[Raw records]
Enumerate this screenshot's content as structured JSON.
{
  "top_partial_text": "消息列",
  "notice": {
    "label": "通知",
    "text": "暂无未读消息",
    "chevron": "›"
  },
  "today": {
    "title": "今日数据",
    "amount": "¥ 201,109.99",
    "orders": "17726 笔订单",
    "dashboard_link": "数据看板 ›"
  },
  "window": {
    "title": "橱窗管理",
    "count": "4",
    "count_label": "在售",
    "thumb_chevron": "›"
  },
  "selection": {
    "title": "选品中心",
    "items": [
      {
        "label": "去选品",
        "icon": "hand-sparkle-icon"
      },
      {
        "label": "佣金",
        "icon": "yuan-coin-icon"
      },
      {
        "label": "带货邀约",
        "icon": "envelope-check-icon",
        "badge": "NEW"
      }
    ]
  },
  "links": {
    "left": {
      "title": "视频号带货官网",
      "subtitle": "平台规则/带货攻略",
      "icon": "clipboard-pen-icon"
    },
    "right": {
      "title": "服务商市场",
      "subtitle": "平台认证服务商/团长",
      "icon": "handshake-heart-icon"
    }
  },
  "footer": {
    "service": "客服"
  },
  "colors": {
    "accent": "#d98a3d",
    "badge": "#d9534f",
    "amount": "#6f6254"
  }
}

» **Objective**
Write out every line of the material again, exactly as it reads.

» **Output of the task**
Enumerate this screenshot's content as structured JSON.
{
  "top_partial_text": "消息列",
  "notice": {
    "label": "通知",
    "text": "暂无未读消息",
    "chevron": "›"
  },
  "today": {
    "title": "今日数据",
    "amount": "¥ 201,109.99",
    "orders": "17726 笔订单",
    "dashboard_link": "数据看板 ›"
  },
  "window": {
    "title": "橱窗管理",
    "count": "4",
    "count_label": "在售",
    "thumb_chevron": "›"
  },
  "selection": {
    "title": "选品中心",
    "items": [
      {
        "label": "去选品",
        "icon": "hand-sparkle-icon"
      },
      {
        "label": "佣金",
        "icon": "yuan-coin-icon"
      },
      {
        "label": "带货邀约",
        "icon": "envelope-check-icon",
        "badge": "NEW"
      }
    ]
  },
  "links": {
    "left": {
      "title": "视频号带货官网",
      "subtitle": "平台规则/带货攻略",
      "icon": "clipboard-pen-icon"
    },
    "right": {
      "title": "服务商市场",
      "subtitle": "平台认证服务商/团长",
      "icon": "handshake-heart-icon"
    }
  },
  "footer": {
    "service": "客服"
  },
  "colors": {
    "accent": "#d98a3d",
    "badge": "#d9534f",
    "amount": "#6f6254"
  }
}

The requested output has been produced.